───── DATA PROVIDED

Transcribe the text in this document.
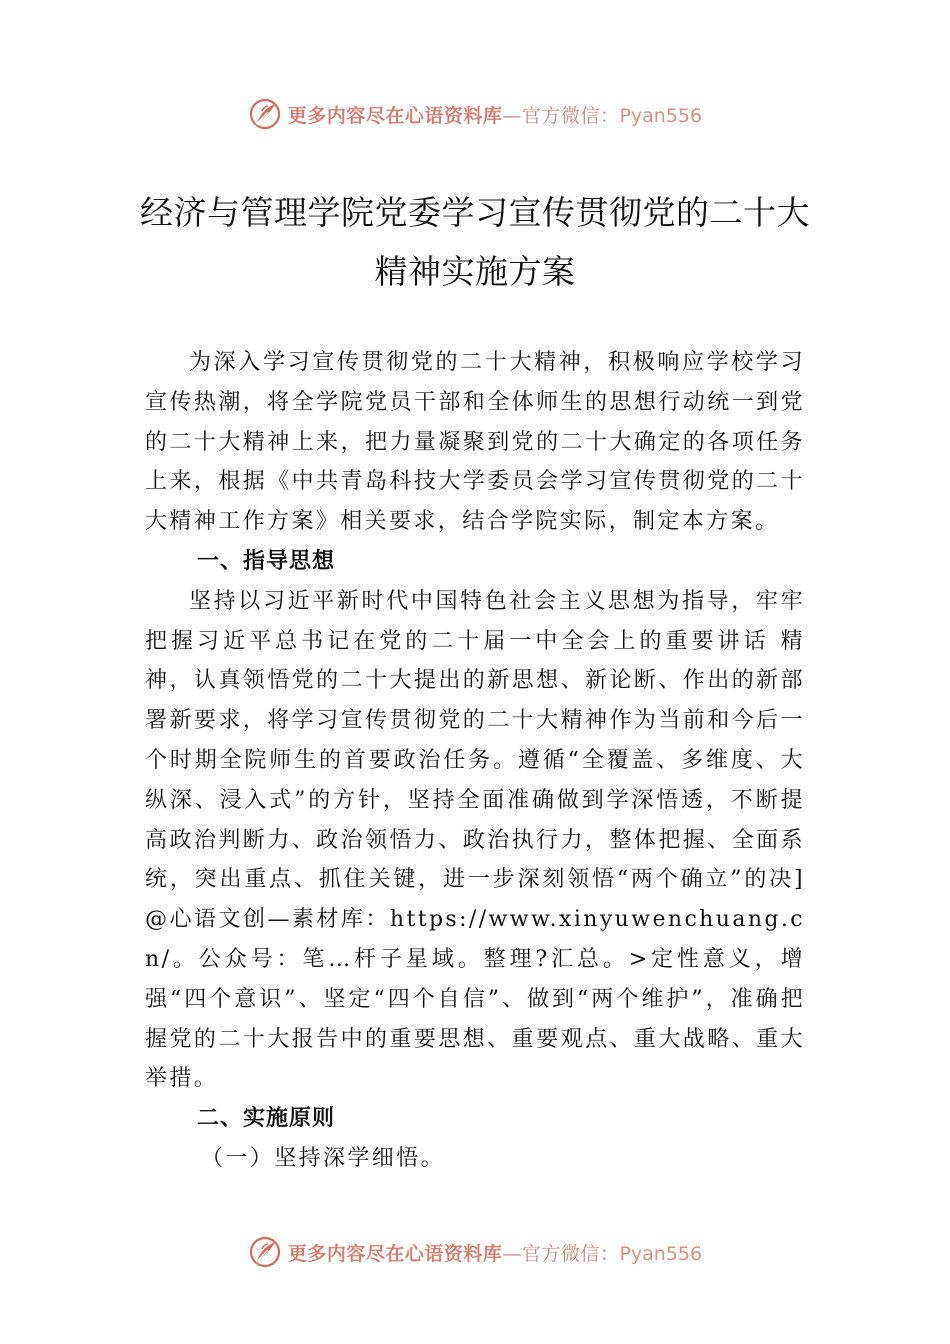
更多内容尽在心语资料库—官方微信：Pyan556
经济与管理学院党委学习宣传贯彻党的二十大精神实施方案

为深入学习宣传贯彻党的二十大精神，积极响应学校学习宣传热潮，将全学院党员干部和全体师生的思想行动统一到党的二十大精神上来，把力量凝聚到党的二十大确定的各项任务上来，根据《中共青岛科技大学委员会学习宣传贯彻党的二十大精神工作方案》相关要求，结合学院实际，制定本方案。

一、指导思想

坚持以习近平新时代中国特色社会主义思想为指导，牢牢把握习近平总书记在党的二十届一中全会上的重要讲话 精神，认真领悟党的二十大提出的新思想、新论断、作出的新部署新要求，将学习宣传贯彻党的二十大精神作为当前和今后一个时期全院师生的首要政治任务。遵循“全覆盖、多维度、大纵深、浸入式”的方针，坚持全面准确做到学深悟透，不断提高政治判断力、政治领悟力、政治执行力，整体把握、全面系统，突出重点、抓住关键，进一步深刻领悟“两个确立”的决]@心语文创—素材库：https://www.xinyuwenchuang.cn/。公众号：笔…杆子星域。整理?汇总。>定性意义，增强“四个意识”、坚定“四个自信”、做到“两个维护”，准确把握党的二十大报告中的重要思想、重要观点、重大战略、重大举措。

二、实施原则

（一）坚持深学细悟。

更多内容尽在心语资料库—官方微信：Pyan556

──────────

WHAT YOU WILL DO>
Write out the listing above again, exactly, but with no pictures in the copy.

COMPLETED EXERCISE>
Transcribe the text in this document.
更多内容尽在心语资料库—官方微信：Pyan556
经济与管理学院党委学习宣传贯彻党的二十大精神实施方案

为深入学习宣传贯彻党的二十大精神，积极响应学校学习宣传热潮，将全学院党员干部和全体师生的思想行动统一到党的二十大精神上来，把力量凝聚到党的二十大确定的各项任务上来，根据《中共青岛科技大学委员会学习宣传贯彻党的二十大精神工作方案》相关要求，结合学院实际，制定本方案。

一、指导思想

坚持以习近平新时代中国特色社会主义思想为指导，牢牢把握习近平总书记在党的二十届一中全会上的重要讲话 精神，认真领悟党的二十大提出的新思想、新论断、作出的新部署新要求，将学习宣传贯彻党的二十大精神作为当前和今后一个时期全院师生的首要政治任务。遵循“全覆盖、多维度、大纵深、浸入式”的方针，坚持全面准确做到学深悟透，不断提高政治判断力、政治领悟力、政治执行力，整体把握、全面系统，突出重点、抓住关键，进一步深刻领悟“两个确立”的决]@心语文创—素材库：https://www.xinyuwenchuang.cn/。公众号：笔…杆子星域。整理?汇总。>定性意义，增强“四个意识”、坚定“四个自信”、做到“两个维护”，准确把握党的二十大报告中的重要思想、重要观点、重大战略、重大举措。

二、实施原则

（一）坚持深学细悟。

更多内容尽在心语资料库—官方微信：Pyan556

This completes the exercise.